> Text extract
··········

Marcy Jo from Robbee Records
Hey, for a while in the early sixties, Pittsburgh had its own Leslie Gore. She performed as Marcy Jo(e).
The singer was born Marcy Rae Sockel in 1944 in Oakland, and she was known by her buds as Marcy Joe. Every week for four years, she headed downtown to the Carlton House on Grant Street, where she took voice lessons from Lennie Martin, a noted local songwriter, arranger and music entrepreneur.
In 1961, she penned a song as a 17 year-old high school senior. It was written for her sweetheart, Howard, but she changed the title to "Ronnie." Hey, she may have loved Howard, but even he had to admit the name didn't have much of a musical ring to it.
As luck would have it, her old vocal coach, Martin, had just founded Robbee Records the summer before (named for his son, Robbie) and booked a recording session for her.
Martin and co-producer Lou Guarino set up shop at the nearby United Recording Service studios with back-up singers Lou Sacco, his older sister Amy, Kay Chick and Bill Fabec, who performed then as a Robbee act known as Lugee & the Lions. Later, Moon High's Sacco would change his stage name and cut some wax as Lou Christie.
Robbee released the ballad in March, and "Ronnie" was a Pittsburgh smash, reaching #7 on the National Record Mart sales rankings. Liberty Records picked up the disc for national distribution.

··········

> Entries
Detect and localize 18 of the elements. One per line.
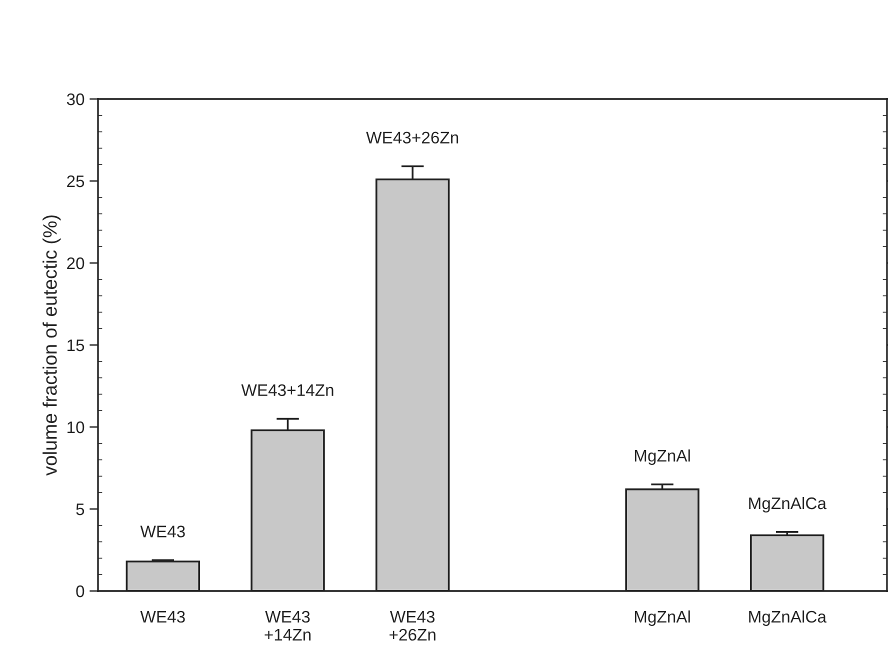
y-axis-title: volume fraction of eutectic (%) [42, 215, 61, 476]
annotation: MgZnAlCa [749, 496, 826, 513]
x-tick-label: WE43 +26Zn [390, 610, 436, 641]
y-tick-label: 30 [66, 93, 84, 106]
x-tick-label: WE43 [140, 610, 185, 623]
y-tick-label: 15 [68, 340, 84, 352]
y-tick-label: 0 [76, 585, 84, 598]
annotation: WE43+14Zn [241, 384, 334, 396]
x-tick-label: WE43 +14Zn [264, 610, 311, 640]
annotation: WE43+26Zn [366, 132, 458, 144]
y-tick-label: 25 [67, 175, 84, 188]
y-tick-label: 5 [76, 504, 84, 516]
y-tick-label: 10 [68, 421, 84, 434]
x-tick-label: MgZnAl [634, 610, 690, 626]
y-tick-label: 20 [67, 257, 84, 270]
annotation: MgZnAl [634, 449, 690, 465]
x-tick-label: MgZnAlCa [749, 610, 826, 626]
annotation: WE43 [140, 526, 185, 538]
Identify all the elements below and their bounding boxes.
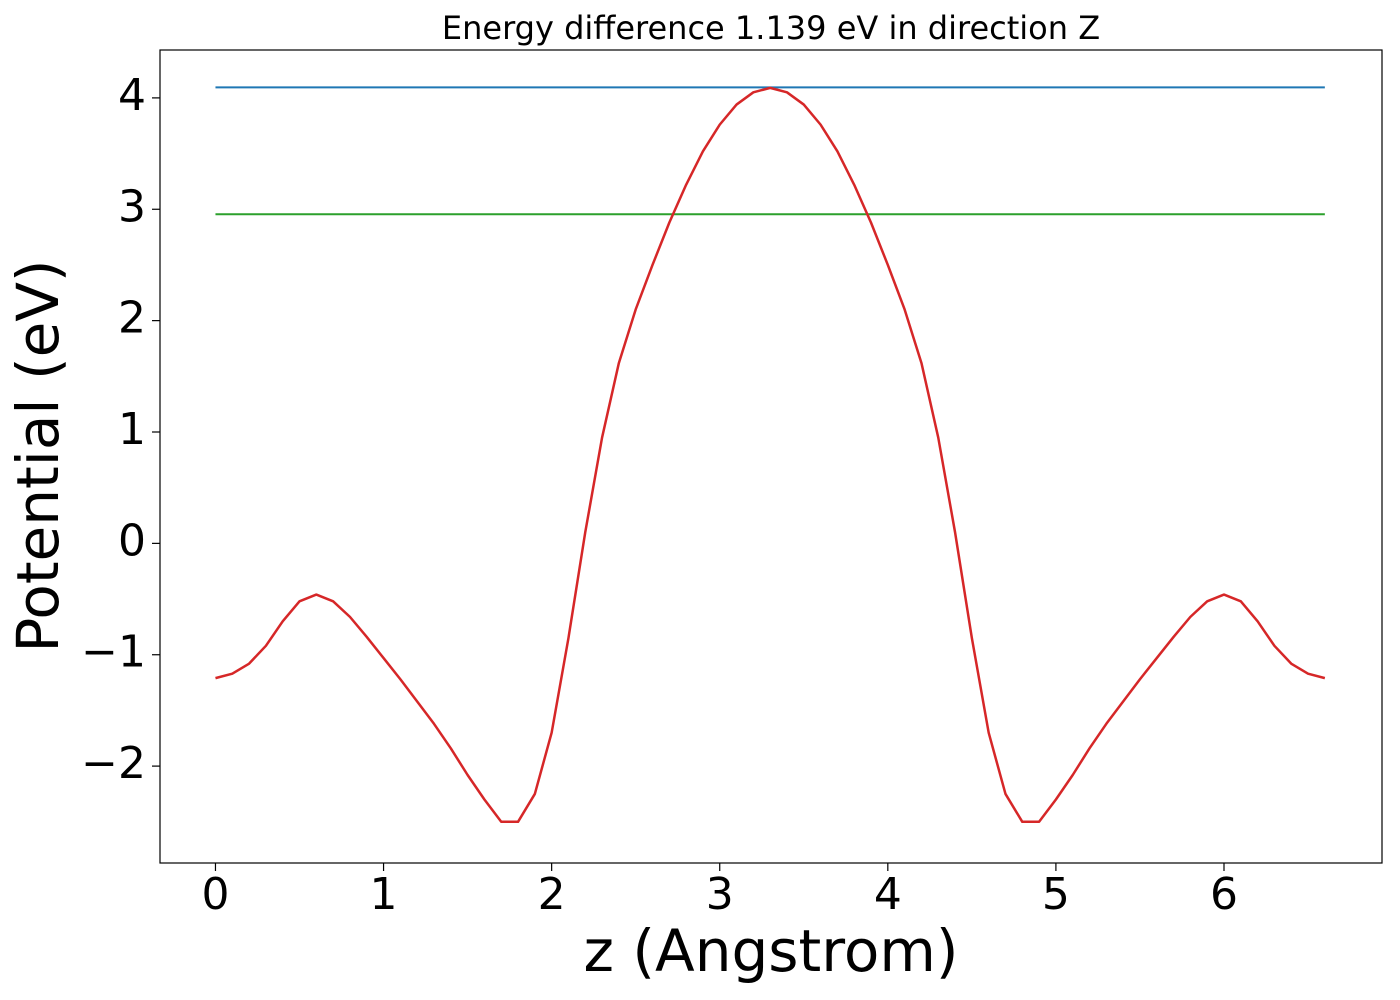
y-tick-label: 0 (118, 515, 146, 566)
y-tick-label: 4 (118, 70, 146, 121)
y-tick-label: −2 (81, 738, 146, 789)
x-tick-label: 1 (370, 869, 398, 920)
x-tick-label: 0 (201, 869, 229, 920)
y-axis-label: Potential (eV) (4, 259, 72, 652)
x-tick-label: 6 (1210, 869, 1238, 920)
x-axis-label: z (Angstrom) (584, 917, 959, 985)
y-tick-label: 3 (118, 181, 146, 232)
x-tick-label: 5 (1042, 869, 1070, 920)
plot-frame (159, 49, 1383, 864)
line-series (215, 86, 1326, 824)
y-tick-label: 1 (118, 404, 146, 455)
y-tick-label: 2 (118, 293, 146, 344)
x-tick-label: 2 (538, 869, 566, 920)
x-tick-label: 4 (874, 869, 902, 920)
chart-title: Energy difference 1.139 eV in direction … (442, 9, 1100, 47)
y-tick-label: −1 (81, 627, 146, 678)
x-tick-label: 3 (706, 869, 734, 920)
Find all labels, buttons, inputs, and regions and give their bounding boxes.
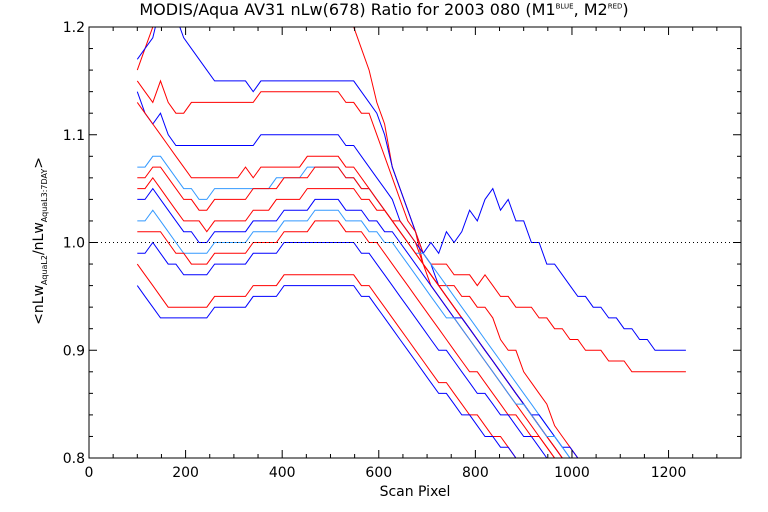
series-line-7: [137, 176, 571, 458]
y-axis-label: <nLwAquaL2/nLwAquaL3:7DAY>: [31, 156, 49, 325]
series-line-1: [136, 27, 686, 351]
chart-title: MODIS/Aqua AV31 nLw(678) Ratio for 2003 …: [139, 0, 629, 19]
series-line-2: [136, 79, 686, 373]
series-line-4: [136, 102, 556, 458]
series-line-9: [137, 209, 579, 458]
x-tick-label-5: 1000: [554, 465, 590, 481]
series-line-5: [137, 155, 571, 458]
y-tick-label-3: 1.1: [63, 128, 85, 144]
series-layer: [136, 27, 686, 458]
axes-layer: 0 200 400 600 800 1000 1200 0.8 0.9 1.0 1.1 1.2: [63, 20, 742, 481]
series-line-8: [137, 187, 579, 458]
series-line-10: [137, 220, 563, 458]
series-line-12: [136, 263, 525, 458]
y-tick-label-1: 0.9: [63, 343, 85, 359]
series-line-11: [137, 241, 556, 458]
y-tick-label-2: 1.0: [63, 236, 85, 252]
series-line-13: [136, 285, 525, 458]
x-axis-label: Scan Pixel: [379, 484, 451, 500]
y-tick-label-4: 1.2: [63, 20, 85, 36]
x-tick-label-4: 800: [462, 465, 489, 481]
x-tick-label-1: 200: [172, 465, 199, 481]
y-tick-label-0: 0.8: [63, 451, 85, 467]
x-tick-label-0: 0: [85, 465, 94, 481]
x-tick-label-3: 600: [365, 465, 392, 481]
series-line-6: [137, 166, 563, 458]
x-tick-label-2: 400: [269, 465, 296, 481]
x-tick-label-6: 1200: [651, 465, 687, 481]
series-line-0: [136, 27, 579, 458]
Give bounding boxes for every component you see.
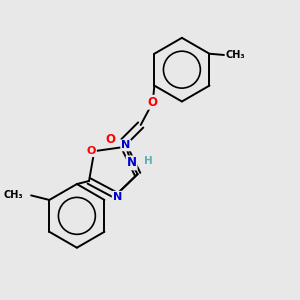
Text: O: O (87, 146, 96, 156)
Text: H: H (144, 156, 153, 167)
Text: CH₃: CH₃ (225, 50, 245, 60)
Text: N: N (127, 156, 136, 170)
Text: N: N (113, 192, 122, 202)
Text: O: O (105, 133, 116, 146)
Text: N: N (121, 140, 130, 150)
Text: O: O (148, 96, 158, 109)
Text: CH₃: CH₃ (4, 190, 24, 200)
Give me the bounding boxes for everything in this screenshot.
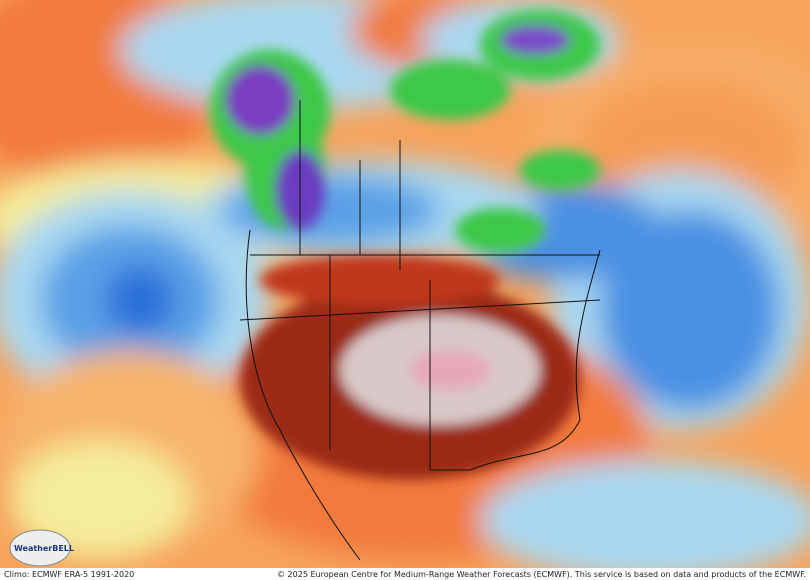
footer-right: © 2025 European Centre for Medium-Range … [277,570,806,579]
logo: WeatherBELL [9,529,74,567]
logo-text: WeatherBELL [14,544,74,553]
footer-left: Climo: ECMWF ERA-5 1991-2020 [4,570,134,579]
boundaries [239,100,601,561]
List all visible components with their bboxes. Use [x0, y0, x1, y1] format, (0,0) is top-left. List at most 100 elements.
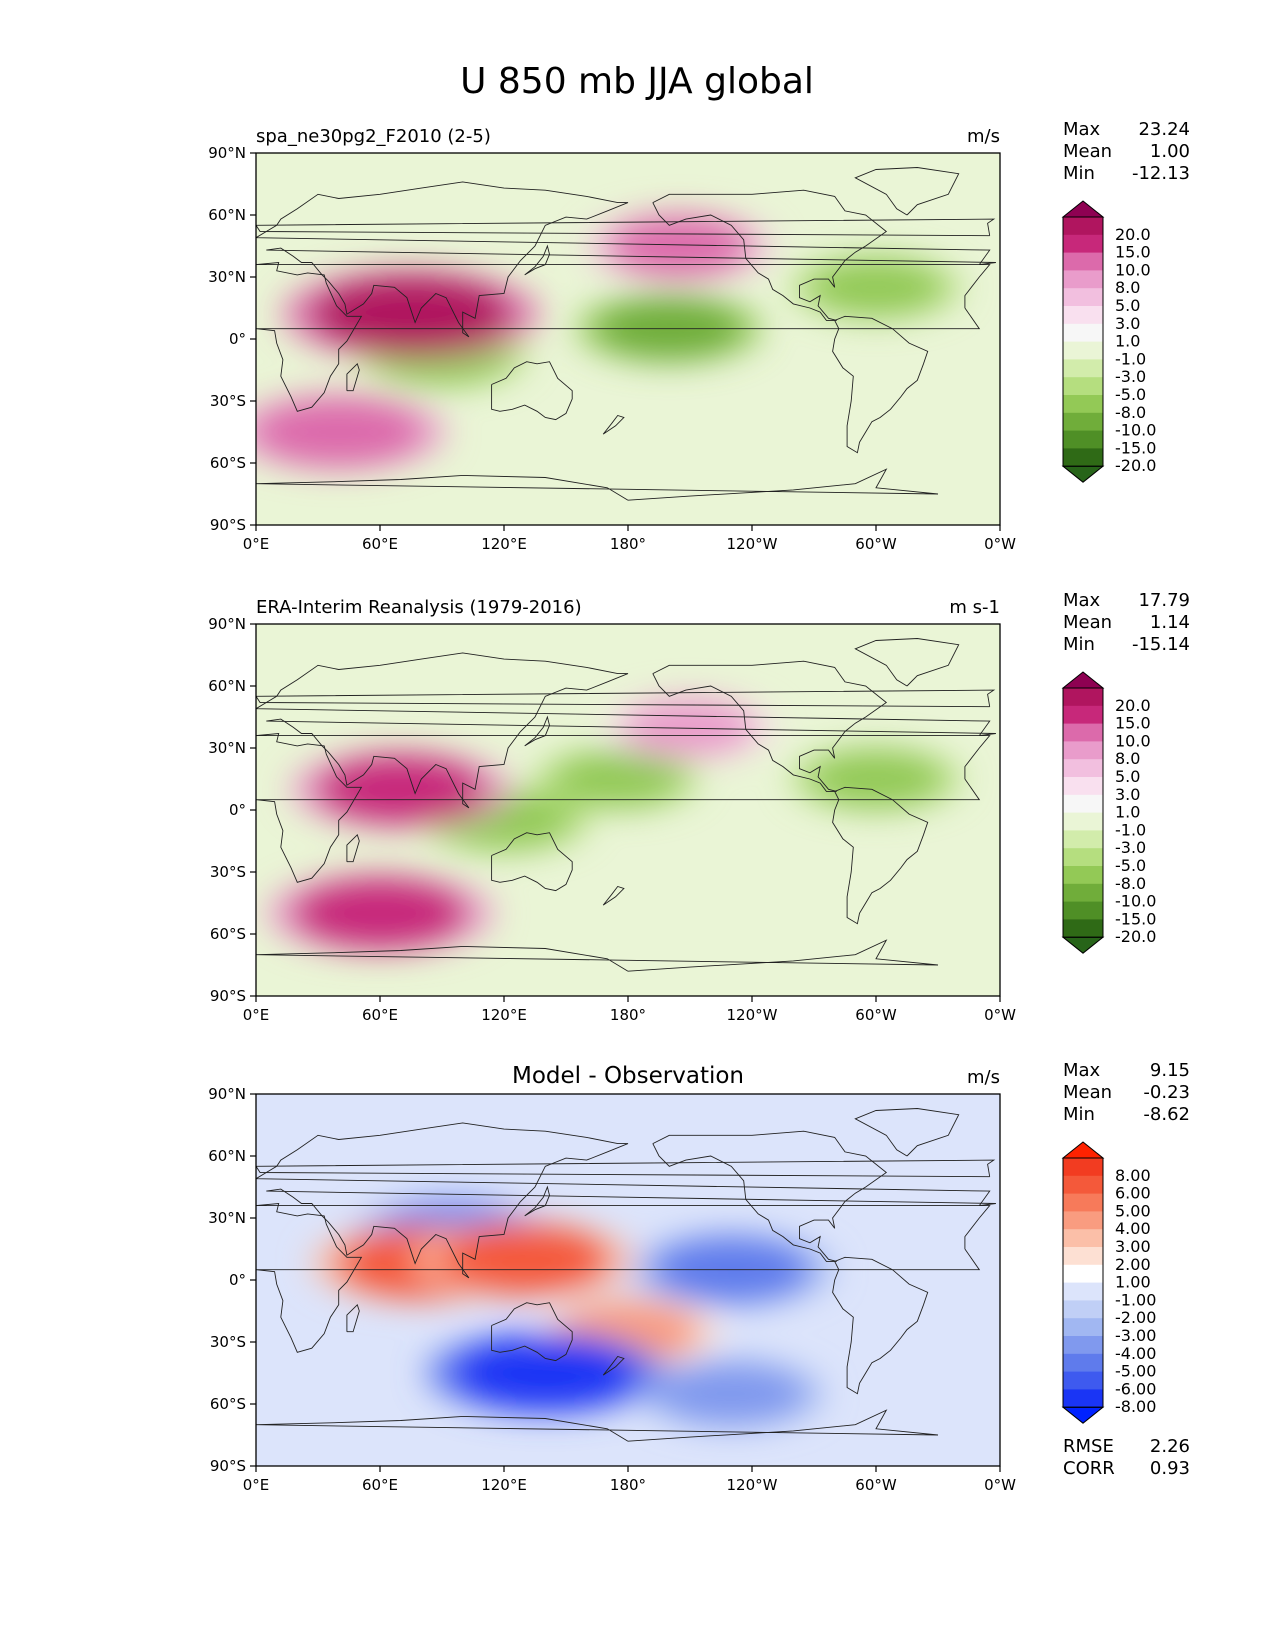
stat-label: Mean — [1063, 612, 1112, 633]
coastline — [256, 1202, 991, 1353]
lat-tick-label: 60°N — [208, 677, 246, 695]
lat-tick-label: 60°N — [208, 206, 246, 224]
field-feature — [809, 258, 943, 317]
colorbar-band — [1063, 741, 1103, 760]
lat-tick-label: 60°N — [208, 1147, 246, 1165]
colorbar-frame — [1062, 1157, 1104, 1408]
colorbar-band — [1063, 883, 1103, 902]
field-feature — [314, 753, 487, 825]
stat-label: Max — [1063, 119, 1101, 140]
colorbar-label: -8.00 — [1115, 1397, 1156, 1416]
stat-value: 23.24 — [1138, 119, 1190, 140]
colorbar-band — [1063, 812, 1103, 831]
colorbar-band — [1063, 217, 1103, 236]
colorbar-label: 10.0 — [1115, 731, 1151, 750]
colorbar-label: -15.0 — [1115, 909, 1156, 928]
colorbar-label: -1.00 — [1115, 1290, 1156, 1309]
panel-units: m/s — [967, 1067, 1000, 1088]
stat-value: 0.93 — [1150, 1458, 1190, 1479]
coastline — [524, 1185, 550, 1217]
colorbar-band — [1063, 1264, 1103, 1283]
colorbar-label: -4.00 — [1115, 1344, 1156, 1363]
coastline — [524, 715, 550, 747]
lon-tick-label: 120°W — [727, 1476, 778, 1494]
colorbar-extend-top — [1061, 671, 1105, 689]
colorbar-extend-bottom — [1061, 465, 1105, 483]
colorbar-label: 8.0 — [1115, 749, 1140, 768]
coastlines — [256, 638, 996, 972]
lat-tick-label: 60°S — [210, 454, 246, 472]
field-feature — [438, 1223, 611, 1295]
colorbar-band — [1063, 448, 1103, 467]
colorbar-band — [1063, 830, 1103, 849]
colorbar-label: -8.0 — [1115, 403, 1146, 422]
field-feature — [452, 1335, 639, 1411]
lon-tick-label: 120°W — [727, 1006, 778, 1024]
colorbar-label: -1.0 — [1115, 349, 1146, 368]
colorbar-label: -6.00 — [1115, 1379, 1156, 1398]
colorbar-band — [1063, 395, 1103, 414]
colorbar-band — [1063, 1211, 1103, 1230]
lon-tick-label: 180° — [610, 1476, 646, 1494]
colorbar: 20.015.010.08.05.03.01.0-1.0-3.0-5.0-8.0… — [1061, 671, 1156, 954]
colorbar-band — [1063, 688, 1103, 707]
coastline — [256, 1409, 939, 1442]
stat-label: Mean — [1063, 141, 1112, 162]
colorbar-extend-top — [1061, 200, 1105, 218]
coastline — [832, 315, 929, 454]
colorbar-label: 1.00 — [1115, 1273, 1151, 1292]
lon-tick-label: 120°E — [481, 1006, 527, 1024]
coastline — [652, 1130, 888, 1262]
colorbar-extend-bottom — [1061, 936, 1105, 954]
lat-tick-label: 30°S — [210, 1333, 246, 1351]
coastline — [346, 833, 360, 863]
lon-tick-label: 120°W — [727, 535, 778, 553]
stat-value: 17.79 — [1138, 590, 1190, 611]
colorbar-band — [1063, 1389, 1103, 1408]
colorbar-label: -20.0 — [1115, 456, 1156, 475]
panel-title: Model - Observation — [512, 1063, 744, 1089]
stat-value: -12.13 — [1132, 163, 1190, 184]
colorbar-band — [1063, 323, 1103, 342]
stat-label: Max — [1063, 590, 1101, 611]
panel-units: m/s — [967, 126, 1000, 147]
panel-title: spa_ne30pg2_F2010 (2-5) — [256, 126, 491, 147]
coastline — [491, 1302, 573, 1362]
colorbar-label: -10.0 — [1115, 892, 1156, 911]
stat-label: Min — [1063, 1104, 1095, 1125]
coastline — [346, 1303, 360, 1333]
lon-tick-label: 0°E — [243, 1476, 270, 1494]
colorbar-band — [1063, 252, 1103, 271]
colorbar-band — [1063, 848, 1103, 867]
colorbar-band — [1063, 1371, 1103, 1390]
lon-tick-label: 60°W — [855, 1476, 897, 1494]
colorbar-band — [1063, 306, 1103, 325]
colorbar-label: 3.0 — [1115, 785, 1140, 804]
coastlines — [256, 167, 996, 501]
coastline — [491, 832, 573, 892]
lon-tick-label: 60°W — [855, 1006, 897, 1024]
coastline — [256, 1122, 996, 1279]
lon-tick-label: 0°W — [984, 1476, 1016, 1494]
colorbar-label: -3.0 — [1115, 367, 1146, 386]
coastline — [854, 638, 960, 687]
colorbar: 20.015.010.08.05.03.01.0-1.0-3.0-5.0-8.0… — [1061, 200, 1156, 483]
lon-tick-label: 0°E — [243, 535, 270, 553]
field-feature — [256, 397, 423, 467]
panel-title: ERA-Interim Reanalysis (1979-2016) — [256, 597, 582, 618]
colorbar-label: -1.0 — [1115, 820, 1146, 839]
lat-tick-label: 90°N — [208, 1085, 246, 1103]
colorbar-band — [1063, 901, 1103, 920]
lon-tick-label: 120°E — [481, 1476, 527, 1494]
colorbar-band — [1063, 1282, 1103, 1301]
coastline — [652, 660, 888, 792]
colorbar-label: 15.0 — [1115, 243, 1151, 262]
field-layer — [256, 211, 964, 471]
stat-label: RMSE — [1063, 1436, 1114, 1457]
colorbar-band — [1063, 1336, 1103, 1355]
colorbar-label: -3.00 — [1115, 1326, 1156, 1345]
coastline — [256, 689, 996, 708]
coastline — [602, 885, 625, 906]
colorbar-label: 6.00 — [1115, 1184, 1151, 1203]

··········

> Tasks
**1.** Condense the paragraph of the Marcy Jo text that begins "Martin and co-producer Lou Guarino" into two sentences, keeping its main facts.
**2.** In the records, swap "colorbar-band" for "colorbar-swatch" from the line with "stat-label: Mean — [1063, 612, 1112, 633]" up to and including the line with "colorbar-band — [1063, 217, 1103, 236]". Return only those lines, otherwise unchanged.
The records have no connection to the text about Marcy Jo.

> Outputs in order
**1.** Martin and co-producer Lou Guarino recorded at the nearby United Recording Service studios with backup singers Lou Sacco, his older sister Amy, Kay Chick and Bill Fabec, who then performed as the Robbee act Lugee & the Lions. Sacco, of Moon High, later adopted a new stage name and recorded as Lou Christie.

**2.**
stat-label: Mean — [1063, 612, 1112, 633]
coastline — [256, 1202, 991, 1353]
lat-tick-label: 60°N — [208, 677, 246, 695]
lat-tick-label: 60°N — [208, 206, 246, 224]
field-feature — [809, 258, 943, 317]
colorbar-swatch — [1063, 741, 1103, 760]
lat-tick-label: 60°N — [208, 1147, 246, 1165]
colorbar-frame — [1062, 1157, 1104, 1408]
colorbar-swatch — [1063, 883, 1103, 902]
field-feature — [314, 753, 487, 825]
stat-label: Max — [1063, 119, 1101, 140]
colorbar-label: -8.00 — [1115, 1397, 1156, 1416]
stat-value: 23.24 — [1138, 119, 1190, 140]
colorbar-swatch — [1063, 812, 1103, 831]
colorbar-swatch — [1063, 217, 1103, 236]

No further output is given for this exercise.